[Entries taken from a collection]
# # #

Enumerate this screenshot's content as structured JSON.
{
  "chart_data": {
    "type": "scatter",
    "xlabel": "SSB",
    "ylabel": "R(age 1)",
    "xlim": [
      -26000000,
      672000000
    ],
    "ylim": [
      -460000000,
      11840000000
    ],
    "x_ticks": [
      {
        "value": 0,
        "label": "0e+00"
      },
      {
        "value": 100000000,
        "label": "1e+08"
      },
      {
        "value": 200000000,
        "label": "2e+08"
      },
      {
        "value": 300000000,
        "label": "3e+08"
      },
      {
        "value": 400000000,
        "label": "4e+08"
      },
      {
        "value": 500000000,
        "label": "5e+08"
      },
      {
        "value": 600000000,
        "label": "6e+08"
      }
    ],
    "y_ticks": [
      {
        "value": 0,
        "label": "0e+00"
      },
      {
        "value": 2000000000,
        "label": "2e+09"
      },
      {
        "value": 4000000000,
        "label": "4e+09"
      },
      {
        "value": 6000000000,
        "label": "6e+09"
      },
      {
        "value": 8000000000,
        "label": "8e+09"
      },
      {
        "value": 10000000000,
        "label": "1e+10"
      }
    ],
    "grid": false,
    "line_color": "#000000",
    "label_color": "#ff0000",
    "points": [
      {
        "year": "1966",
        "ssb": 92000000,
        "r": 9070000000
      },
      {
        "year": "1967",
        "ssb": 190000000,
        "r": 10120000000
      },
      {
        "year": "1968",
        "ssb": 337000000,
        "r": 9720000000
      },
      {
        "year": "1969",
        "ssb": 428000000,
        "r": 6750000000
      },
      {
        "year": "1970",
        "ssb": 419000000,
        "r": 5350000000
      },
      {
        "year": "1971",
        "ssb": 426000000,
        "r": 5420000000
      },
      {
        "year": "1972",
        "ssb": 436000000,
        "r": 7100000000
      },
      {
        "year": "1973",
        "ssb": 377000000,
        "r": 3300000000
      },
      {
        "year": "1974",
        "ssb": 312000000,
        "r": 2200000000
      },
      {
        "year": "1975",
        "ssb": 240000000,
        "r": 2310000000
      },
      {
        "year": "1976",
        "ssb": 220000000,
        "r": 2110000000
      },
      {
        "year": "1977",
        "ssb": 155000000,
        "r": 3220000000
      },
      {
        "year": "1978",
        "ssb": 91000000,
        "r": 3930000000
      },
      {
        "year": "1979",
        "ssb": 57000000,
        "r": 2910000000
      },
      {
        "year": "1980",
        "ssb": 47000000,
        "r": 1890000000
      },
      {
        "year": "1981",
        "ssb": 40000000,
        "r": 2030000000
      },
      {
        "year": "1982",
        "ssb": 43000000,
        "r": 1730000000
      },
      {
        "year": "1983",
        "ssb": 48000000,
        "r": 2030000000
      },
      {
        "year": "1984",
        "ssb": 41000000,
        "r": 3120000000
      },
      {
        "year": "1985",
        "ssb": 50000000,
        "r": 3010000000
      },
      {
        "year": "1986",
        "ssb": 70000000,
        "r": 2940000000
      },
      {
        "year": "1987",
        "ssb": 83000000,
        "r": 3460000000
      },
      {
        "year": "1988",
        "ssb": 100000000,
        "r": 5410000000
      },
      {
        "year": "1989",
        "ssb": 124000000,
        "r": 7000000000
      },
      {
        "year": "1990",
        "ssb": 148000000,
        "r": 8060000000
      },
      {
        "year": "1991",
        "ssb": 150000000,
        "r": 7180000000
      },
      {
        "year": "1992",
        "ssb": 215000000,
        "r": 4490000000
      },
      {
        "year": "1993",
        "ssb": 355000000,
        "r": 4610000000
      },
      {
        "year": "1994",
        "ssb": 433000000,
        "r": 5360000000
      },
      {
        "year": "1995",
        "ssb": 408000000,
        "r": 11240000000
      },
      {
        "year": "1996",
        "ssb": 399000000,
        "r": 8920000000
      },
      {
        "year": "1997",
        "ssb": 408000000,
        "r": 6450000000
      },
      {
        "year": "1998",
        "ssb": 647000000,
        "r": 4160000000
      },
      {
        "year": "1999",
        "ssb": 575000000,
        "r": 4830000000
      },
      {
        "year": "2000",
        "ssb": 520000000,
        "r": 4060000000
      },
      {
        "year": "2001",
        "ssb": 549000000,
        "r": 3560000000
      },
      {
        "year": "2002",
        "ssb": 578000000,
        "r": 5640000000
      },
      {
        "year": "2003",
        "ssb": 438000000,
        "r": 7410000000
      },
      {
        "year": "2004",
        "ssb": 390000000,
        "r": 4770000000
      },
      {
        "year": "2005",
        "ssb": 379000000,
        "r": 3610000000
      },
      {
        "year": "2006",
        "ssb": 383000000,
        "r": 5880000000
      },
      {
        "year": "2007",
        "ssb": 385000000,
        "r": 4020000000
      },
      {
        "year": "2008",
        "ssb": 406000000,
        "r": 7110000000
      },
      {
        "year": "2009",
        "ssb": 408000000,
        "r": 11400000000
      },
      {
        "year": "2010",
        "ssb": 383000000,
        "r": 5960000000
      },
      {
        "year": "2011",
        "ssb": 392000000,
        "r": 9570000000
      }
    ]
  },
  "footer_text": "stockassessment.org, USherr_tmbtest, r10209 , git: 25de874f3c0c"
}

# # #

■ Your objective ■
Reproduce every line of the material above exactly.

■ Written answer ■
Enumerate this screenshot's content as structured JSON.
{
  "chart_data": {
    "type": "scatter",
    "xlabel": "SSB",
    "ylabel": "R(age 1)",
    "xlim": [
      -26000000,
      672000000
    ],
    "ylim": [
      -460000000,
      11840000000
    ],
    "x_ticks": [
      {
        "value": 0,
        "label": "0e+00"
      },
      {
        "value": 100000000,
        "label": "1e+08"
      },
      {
        "value": 200000000,
        "label": "2e+08"
      },
      {
        "value": 300000000,
        "label": "3e+08"
      },
      {
        "value": 400000000,
        "label": "4e+08"
      },
      {
        "value": 500000000,
        "label": "5e+08"
      },
      {
        "value": 600000000,
        "label": "6e+08"
      }
    ],
    "y_ticks": [
      {
        "value": 0,
        "label": "0e+00"
      },
      {
        "value": 2000000000,
        "label": "2e+09"
      },
      {
        "value": 4000000000,
        "label": "4e+09"
      },
      {
        "value": 6000000000,
        "label": "6e+09"
      },
      {
        "value": 8000000000,
        "label": "8e+09"
      },
      {
        "value": 10000000000,
        "label": "1e+10"
      }
    ],
    "grid": false,
    "line_color": "#000000",
    "label_color": "#ff0000",
    "points": [
      {
        "year": "1966",
        "ssb": 92000000,
        "r": 9070000000
      },
      {
        "year": "1967",
        "ssb": 190000000,
        "r": 10120000000
      },
      {
        "year": "1968",
        "ssb": 337000000,
        "r": 9720000000
      },
      {
        "year": "1969",
        "ssb": 428000000,
        "r": 6750000000
      },
      {
        "year": "1970",
        "ssb": 419000000,
        "r": 5350000000
      },
      {
        "year": "1971",
        "ssb": 426000000,
        "r": 5420000000
      },
      {
        "year": "1972",
        "ssb": 436000000,
        "r": 7100000000
      },
      {
        "year": "1973",
        "ssb": 377000000,
        "r": 3300000000
      },
      {
        "year": "1974",
        "ssb": 312000000,
        "r": 2200000000
      },
      {
        "year": "1975",
        "ssb": 240000000,
        "r": 2310000000
      },
      {
        "year": "1976",
        "ssb": 220000000,
        "r": 2110000000
      },
      {
        "year": "1977",
        "ssb": 155000000,
        "r": 3220000000
      },
      {
        "year": "1978",
        "ssb": 91000000,
        "r": 3930000000
      },
      {
        "year": "1979",
        "ssb": 57000000,
        "r": 2910000000
      },
      {
        "year": "1980",
        "ssb": 47000000,
        "r": 1890000000
      },
      {
        "year": "1981",
        "ssb": 40000000,
        "r": 2030000000
      },
      {
        "year": "1982",
        "ssb": 43000000,
        "r": 1730000000
      },
      {
        "year": "1983",
        "ssb": 48000000,
        "r": 2030000000
      },
      {
        "year": "1984",
        "ssb": 41000000,
        "r": 3120000000
      },
      {
        "year": "1985",
        "ssb": 50000000,
        "r": 3010000000
      },
      {
        "year": "1986",
        "ssb": 70000000,
        "r": 2940000000
      },
      {
        "year": "1987",
        "ssb": 83000000,
        "r": 3460000000
      },
      {
        "year": "1988",
        "ssb": 100000000,
        "r": 5410000000
      },
      {
        "year": "1989",
        "ssb": 124000000,
        "r": 7000000000
      },
      {
        "year": "1990",
        "ssb": 148000000,
        "r": 8060000000
      },
      {
        "year": "1991",
        "ssb": 150000000,
        "r": 7180000000
      },
      {
        "year": "1992",
        "ssb": 215000000,
        "r": 4490000000
      },
      {
        "year": "1993",
        "ssb": 355000000,
        "r": 4610000000
      },
      {
        "year": "1994",
        "ssb": 433000000,
        "r": 5360000000
      },
      {
        "year": "1995",
        "ssb": 408000000,
        "r": 11240000000
      },
      {
        "year": "1996",
        "ssb": 399000000,
        "r": 8920000000
      },
      {
        "year": "1997",
        "ssb": 408000000,
        "r": 6450000000
      },
      {
        "year": "1998",
        "ssb": 647000000,
        "r": 4160000000
      },
      {
        "year": "1999",
        "ssb": 575000000,
        "r": 4830000000
      },
      {
        "year": "2000",
        "ssb": 520000000,
        "r": 4060000000
      },
      {
        "year": "2001",
        "ssb": 549000000,
        "r": 3560000000
      },
      {
        "year": "2002",
        "ssb": 578000000,
        "r": 5640000000
      },
      {
        "year": "2003",
        "ssb": 438000000,
        "r": 7410000000
      },
      {
        "year": "2004",
        "ssb": 390000000,
        "r": 4770000000
      },
      {
        "year": "2005",
        "ssb": 379000000,
        "r": 3610000000
      },
      {
        "year": "2006",
        "ssb": 383000000,
        "r": 5880000000
      },
      {
        "year": "2007",
        "ssb": 385000000,
        "r": 4020000000
      },
      {
        "year": "2008",
        "ssb": 406000000,
        "r": 7110000000
      },
      {
        "year": "2009",
        "ssb": 408000000,
        "r": 11400000000
      },
      {
        "year": "2010",
        "ssb": 383000000,
        "r": 5960000000
      },
      {
        "year": "2011",
        "ssb": 392000000,
        "r": 9570000000
      }
    ]
  },
  "footer_text": "stockassessment.org, USherr_tmbtest, r10209 , git: 25de874f3c0c"
}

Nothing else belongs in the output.